WHAT YOU SHOULD DO
Give every entry again, word for word.

[Lines of data]
+++++

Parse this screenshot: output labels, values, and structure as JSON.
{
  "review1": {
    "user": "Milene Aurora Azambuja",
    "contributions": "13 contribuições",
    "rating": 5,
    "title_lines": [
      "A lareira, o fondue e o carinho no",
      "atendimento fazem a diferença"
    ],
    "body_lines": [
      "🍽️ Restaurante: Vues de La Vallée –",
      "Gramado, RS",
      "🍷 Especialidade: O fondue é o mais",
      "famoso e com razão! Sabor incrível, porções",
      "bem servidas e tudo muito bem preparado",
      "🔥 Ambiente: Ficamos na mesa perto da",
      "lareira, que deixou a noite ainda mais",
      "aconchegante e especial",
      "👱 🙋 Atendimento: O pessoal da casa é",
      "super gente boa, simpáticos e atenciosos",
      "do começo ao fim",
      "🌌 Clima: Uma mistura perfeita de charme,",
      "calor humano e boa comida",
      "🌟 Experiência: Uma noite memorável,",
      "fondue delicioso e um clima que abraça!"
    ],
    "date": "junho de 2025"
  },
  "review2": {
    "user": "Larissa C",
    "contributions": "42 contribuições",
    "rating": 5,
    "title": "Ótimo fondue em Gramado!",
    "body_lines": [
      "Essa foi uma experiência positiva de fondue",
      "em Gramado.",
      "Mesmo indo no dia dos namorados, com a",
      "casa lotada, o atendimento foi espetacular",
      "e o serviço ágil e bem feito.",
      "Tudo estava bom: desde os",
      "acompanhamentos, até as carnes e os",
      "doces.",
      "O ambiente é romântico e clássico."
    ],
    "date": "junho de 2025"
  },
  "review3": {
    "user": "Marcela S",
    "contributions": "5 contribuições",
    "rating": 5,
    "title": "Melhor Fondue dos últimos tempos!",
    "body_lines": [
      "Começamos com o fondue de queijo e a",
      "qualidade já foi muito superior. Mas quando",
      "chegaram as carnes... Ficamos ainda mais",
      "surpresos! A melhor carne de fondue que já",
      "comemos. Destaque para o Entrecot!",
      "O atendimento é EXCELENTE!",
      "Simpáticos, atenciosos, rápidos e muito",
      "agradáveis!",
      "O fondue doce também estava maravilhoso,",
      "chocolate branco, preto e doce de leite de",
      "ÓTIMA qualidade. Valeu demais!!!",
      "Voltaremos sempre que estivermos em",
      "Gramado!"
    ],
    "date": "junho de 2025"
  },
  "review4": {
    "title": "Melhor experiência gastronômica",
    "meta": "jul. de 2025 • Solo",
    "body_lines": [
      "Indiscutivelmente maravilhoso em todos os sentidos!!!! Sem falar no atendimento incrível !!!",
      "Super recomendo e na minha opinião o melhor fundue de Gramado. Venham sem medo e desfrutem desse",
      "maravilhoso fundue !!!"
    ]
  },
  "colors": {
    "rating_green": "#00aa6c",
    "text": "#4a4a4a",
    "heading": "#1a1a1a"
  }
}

+++++

EXPECTED OUTPUT
Parse this screenshot: output labels, values, and structure as JSON.
{
  "review1": {
    "user": "Milene Aurora Azambuja",
    "contributions": "13 contribuições",
    "rating": 5,
    "title_lines": [
      "A lareira, o fondue e o carinho no",
      "atendimento fazem a diferença"
    ],
    "body_lines": [
      "🍽️ Restaurante: Vues de La Vallée –",
      "Gramado, RS",
      "🍷 Especialidade: O fondue é o mais",
      "famoso e com razão! Sabor incrível, porções",
      "bem servidas e tudo muito bem preparado",
      "🔥 Ambiente: Ficamos na mesa perto da",
      "lareira, que deixou a noite ainda mais",
      "aconchegante e especial",
      "👱 🙋 Atendimento: O pessoal da casa é",
      "super gente boa, simpáticos e atenciosos",
      "do começo ao fim",
      "🌌 Clima: Uma mistura perfeita de charme,",
      "calor humano e boa comida",
      "🌟 Experiência: Uma noite memorável,",
      "fondue delicioso e um clima que abraça!"
    ],
    "date": "junho de 2025"
  },
  "review2": {
    "user": "Larissa C",
    "contributions": "42 contribuições",
    "rating": 5,
    "title": "Ótimo fondue em Gramado!",
    "body_lines": [
      "Essa foi uma experiência positiva de fondue",
      "em Gramado.",
      "Mesmo indo no dia dos namorados, com a",
      "casa lotada, o atendimento foi espetacular",
      "e o serviço ágil e bem feito.",
      "Tudo estava bom: desde os",
      "acompanhamentos, até as carnes e os",
      "doces.",
      "O ambiente é romântico e clássico."
    ],
    "date": "junho de 2025"
  },
  "review3": {
    "user": "Marcela S",
    "contributions": "5 contribuições",
    "rating": 5,
    "title": "Melhor Fondue dos últimos tempos!",
    "body_lines": [
      "Começamos com o fondue de queijo e a",
      "qualidade já foi muito superior. Mas quando",
      "chegaram as carnes... Ficamos ainda mais",
      "surpresos! A melhor carne de fondue que já",
      "comemos. Destaque para o Entrecot!",
      "O atendimento é EXCELENTE!",
      "Simpáticos, atenciosos, rápidos e muito",
      "agradáveis!",
      "O fondue doce também estava maravilhoso,",
      "chocolate branco, preto e doce de leite de",
      "ÓTIMA qualidade. Valeu demais!!!",
      "Voltaremos sempre que estivermos em",
      "Gramado!"
    ],
    "date": "junho de 2025"
  },
  "review4": {
    "title": "Melhor experiência gastronômica",
    "meta": "jul. de 2025 • Solo",
    "body_lines": [
      "Indiscutivelmente maravilhoso em todos os sentidos!!!! Sem falar no atendimento incrível !!!",
      "Super recomendo e na minha opinião o melhor fundue de Gramado. Venham sem medo e desfrutem desse",
      "maravilhoso fundue !!!"
    ]
  },
  "colors": {
    "rating_green": "#00aa6c",
    "text": "#4a4a4a",
    "heading": "#1a1a1a"
  }
}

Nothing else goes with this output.